__GOAL OF THE EXERCISE__.
Below are records. Count every line containing the word "June" and give the number alone.

* start *

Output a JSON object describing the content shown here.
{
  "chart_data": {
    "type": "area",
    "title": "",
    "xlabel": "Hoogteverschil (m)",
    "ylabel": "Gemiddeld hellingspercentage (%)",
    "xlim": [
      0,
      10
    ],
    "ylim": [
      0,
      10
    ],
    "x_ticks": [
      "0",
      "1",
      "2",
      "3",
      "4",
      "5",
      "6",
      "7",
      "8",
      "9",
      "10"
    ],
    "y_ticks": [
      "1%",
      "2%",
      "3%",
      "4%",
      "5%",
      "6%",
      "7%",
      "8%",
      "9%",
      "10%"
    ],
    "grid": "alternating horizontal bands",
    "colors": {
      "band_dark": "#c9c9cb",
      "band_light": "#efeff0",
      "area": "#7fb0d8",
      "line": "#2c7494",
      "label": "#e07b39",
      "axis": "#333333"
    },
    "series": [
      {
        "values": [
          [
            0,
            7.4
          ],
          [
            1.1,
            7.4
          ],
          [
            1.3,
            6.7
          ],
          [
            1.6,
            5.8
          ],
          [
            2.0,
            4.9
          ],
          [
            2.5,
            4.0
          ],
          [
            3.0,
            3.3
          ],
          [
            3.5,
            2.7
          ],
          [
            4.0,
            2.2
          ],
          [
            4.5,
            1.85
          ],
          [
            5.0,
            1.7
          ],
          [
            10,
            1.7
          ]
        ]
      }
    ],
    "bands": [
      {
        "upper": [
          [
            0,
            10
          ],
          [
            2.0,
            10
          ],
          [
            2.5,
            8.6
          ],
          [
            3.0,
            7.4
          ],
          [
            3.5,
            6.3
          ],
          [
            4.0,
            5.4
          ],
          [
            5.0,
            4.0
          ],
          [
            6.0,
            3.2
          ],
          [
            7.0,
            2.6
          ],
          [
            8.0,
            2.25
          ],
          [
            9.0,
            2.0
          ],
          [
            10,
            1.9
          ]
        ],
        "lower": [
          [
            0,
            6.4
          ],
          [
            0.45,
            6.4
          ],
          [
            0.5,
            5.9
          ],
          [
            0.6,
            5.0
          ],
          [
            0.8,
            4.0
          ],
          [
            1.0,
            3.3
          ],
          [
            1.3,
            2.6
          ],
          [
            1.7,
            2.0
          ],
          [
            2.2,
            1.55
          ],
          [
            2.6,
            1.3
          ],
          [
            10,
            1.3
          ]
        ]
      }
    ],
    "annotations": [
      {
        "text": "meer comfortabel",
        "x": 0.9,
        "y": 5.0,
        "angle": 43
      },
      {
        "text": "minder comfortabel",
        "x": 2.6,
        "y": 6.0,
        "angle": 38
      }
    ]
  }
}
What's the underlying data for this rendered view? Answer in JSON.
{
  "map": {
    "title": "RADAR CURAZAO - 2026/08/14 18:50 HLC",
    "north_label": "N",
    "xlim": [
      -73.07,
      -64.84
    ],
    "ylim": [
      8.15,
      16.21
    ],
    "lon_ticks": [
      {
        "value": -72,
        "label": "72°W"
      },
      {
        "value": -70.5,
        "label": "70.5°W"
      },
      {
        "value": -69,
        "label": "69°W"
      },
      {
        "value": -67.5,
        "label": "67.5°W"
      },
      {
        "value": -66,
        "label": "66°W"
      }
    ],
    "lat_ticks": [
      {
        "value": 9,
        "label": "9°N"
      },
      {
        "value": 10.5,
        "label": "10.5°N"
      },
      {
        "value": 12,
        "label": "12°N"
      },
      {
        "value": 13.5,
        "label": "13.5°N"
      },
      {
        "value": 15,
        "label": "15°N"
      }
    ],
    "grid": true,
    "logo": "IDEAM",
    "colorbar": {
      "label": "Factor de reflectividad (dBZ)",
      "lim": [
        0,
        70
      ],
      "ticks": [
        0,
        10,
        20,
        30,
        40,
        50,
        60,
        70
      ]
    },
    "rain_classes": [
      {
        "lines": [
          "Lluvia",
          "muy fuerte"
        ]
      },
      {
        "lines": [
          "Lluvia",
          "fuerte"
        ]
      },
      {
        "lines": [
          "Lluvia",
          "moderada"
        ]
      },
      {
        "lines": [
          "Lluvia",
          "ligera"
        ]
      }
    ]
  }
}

* end *
* start *

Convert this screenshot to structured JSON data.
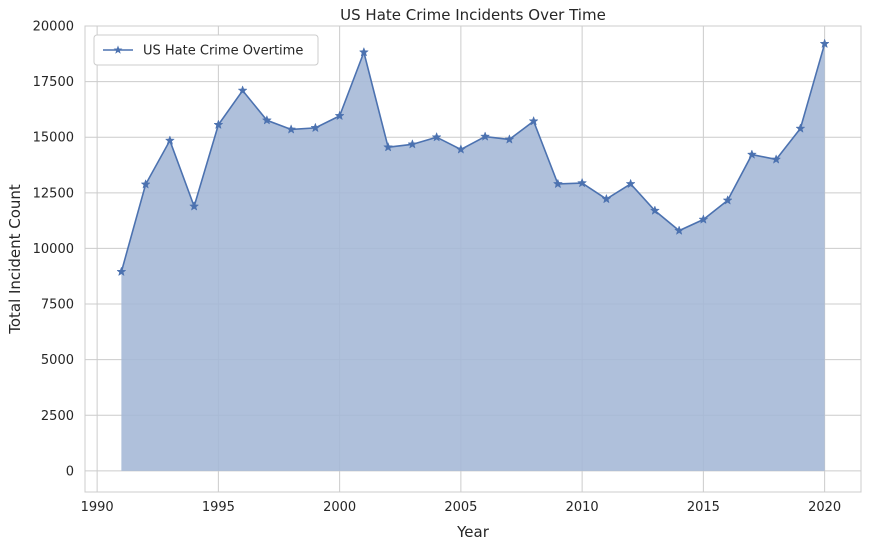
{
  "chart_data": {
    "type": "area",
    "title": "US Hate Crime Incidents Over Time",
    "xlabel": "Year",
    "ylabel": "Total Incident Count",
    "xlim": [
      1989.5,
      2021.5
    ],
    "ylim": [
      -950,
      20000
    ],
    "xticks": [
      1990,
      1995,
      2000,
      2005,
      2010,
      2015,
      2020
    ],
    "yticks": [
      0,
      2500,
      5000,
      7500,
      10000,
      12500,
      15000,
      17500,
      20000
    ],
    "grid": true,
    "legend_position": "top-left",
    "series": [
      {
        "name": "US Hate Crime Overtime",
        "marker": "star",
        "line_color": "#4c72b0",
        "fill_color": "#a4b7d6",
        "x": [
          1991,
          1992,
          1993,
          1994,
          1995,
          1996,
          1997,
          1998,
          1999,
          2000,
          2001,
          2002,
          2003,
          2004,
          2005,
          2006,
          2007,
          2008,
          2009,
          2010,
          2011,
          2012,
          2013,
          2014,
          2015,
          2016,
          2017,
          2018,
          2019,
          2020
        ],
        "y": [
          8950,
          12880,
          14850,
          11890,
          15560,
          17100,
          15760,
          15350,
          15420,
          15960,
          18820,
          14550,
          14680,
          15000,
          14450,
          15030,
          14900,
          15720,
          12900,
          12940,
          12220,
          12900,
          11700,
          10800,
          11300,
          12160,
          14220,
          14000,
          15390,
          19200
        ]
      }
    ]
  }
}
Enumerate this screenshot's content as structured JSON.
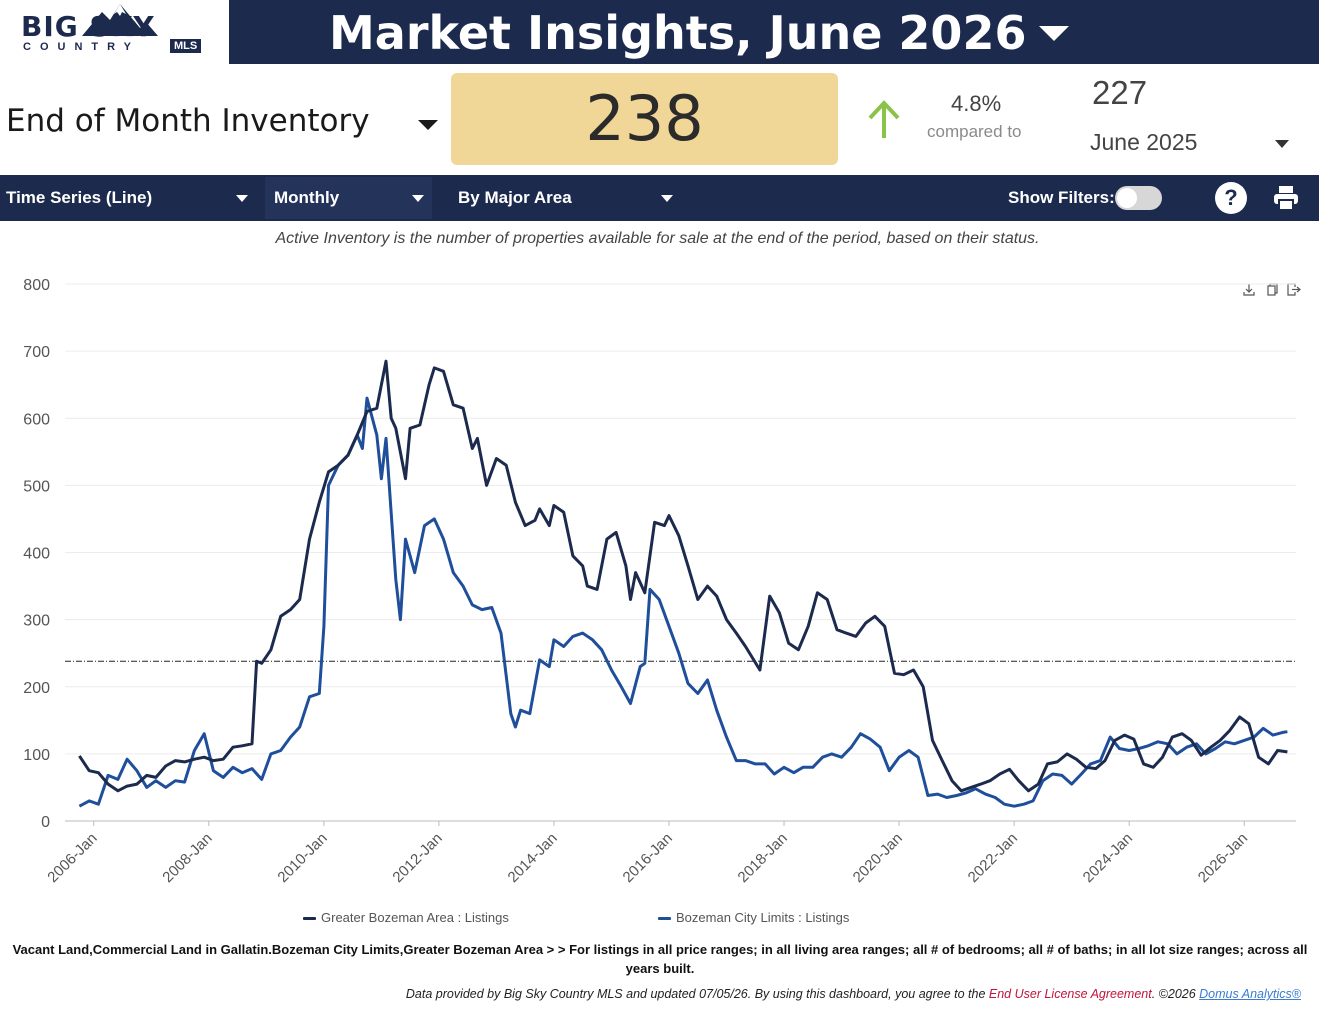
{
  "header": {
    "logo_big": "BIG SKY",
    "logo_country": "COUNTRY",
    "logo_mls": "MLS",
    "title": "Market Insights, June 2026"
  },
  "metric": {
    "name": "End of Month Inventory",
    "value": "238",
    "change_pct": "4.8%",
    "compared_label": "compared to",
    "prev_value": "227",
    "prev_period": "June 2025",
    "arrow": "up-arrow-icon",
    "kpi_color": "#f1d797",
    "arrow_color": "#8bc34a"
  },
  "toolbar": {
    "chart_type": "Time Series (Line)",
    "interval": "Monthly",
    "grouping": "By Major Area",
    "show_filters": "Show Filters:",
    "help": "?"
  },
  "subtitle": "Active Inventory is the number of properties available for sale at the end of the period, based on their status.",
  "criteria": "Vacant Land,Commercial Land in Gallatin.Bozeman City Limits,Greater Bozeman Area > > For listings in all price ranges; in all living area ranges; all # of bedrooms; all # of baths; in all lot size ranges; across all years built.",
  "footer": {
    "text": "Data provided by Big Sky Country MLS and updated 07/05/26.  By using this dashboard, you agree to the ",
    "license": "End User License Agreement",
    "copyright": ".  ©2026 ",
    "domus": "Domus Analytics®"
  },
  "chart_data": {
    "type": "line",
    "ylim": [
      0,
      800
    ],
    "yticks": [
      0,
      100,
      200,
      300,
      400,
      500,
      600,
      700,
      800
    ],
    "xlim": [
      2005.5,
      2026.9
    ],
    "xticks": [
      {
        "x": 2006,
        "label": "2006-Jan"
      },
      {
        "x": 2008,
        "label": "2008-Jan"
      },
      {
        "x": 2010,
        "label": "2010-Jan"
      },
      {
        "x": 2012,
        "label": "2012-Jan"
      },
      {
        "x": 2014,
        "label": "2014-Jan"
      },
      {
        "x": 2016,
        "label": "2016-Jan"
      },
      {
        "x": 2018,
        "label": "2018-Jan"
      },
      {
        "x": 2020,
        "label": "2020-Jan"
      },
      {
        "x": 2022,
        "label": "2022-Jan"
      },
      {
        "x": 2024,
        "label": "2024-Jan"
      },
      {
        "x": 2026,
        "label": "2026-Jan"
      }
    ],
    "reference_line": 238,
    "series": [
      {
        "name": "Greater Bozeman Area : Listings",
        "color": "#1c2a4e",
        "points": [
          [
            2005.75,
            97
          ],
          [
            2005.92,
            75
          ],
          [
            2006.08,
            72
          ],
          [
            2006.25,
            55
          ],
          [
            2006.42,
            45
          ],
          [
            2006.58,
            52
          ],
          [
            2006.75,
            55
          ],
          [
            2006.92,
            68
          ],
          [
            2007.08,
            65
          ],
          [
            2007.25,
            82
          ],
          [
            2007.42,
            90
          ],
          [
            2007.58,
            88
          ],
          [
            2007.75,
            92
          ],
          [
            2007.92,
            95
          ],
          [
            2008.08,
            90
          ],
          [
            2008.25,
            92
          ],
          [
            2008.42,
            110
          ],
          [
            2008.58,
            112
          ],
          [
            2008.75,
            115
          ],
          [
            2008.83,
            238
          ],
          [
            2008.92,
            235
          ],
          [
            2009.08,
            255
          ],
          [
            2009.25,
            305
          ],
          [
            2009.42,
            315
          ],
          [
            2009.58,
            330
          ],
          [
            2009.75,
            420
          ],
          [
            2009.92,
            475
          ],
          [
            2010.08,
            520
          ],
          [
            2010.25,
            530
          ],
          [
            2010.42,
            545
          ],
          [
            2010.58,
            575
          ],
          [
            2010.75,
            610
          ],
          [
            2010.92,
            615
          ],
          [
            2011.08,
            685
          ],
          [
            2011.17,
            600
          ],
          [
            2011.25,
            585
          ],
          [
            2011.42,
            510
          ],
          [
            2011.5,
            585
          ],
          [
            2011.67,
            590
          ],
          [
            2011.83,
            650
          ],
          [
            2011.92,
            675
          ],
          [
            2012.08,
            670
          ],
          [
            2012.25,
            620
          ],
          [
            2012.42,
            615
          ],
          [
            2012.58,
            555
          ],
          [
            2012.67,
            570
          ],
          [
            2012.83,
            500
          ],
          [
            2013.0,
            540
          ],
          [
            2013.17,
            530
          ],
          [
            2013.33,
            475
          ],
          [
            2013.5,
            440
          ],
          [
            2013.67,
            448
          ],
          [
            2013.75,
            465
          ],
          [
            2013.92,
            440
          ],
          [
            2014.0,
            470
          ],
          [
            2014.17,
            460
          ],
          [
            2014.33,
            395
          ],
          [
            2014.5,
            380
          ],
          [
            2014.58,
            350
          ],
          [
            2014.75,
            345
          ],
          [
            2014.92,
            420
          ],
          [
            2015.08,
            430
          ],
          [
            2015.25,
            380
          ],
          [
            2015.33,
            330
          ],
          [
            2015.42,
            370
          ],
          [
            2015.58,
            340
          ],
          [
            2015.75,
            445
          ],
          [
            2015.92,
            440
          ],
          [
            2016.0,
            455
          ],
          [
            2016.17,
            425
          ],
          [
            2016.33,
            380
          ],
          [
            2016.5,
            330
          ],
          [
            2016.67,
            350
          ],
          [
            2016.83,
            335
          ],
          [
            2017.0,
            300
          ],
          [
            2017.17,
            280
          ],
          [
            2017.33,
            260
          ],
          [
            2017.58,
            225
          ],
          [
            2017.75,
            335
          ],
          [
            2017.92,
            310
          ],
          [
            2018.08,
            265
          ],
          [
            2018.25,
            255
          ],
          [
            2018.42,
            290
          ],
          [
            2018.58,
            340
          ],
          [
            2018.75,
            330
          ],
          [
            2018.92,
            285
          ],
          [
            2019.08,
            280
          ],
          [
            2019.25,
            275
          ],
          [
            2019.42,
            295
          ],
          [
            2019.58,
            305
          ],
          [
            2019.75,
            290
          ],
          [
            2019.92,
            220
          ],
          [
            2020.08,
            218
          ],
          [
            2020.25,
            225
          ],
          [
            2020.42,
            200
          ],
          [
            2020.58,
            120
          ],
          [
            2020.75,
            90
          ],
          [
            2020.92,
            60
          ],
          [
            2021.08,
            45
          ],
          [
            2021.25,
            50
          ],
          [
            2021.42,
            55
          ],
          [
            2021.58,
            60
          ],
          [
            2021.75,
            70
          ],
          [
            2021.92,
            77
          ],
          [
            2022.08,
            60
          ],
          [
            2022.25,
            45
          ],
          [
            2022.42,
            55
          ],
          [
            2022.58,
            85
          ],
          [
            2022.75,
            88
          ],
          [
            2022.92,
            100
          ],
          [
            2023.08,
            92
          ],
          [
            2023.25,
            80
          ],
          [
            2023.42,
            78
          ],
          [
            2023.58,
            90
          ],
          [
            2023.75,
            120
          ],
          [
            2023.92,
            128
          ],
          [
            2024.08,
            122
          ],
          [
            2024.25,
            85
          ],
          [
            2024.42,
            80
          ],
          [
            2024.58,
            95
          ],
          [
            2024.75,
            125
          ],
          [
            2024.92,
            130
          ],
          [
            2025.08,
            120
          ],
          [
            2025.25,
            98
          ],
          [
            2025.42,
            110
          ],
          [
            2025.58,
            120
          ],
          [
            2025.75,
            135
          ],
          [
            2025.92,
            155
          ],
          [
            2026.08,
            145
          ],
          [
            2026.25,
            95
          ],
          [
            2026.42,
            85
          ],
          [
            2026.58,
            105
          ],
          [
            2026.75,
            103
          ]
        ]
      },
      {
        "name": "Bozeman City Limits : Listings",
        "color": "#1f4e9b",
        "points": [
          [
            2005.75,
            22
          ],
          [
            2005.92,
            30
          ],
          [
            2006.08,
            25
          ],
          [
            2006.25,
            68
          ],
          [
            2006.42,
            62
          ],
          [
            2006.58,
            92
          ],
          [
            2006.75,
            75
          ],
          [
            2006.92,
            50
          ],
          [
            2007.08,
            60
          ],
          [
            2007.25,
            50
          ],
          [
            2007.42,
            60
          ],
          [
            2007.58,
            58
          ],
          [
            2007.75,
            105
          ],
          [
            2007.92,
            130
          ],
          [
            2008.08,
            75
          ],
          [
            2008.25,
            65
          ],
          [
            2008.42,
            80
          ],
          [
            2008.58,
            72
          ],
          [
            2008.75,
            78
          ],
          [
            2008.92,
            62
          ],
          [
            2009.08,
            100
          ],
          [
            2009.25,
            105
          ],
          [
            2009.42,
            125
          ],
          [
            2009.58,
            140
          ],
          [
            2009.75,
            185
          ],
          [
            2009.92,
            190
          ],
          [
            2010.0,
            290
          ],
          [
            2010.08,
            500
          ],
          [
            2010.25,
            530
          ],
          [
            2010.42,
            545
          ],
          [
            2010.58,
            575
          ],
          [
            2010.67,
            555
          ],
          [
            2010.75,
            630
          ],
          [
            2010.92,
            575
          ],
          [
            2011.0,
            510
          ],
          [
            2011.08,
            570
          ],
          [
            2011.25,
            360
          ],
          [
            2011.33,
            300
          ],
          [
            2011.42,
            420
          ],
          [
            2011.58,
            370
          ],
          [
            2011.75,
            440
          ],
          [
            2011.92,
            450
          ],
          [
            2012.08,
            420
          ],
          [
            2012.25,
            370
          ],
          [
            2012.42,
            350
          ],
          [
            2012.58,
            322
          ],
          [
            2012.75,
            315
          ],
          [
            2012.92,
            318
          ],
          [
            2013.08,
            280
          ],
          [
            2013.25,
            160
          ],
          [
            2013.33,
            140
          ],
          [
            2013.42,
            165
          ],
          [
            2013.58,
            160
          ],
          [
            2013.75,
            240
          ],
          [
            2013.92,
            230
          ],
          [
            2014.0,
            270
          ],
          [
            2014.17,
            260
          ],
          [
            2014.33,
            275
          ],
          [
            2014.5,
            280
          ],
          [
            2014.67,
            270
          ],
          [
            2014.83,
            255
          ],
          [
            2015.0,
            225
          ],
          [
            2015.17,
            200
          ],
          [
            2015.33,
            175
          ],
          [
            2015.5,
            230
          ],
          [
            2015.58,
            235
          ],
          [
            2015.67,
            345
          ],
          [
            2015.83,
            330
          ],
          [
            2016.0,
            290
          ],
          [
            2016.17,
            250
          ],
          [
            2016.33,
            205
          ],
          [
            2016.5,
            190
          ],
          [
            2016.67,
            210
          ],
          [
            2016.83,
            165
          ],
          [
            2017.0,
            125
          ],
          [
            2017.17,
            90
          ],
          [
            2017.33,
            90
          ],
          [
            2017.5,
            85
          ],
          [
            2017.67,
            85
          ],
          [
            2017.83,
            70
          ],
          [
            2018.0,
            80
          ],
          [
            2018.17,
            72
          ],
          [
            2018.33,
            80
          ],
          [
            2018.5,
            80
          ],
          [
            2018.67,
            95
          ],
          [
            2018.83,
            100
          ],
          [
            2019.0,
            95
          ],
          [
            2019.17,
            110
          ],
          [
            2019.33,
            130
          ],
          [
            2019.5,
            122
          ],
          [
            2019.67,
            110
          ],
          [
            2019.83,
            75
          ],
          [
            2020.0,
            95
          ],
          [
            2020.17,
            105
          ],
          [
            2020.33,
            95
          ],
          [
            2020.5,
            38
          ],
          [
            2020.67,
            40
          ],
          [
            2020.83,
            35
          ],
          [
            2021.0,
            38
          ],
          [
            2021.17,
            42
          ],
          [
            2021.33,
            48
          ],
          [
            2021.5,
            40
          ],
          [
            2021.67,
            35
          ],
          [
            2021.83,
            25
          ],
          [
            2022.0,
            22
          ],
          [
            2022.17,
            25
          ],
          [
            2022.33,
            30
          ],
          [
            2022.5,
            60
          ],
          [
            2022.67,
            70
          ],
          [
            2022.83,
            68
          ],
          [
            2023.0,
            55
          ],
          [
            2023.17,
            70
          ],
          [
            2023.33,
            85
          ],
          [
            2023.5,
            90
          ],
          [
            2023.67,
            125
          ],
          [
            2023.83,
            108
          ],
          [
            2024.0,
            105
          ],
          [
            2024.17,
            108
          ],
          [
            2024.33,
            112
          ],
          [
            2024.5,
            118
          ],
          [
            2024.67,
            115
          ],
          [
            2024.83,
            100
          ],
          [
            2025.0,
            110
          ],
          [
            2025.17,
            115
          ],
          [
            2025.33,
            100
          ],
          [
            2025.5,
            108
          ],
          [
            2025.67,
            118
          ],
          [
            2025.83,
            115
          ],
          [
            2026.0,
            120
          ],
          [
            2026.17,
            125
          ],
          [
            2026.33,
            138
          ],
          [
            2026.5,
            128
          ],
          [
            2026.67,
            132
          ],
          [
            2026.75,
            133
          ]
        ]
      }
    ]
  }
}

* end *

__OUTPUT FOR THIS TASK__.
2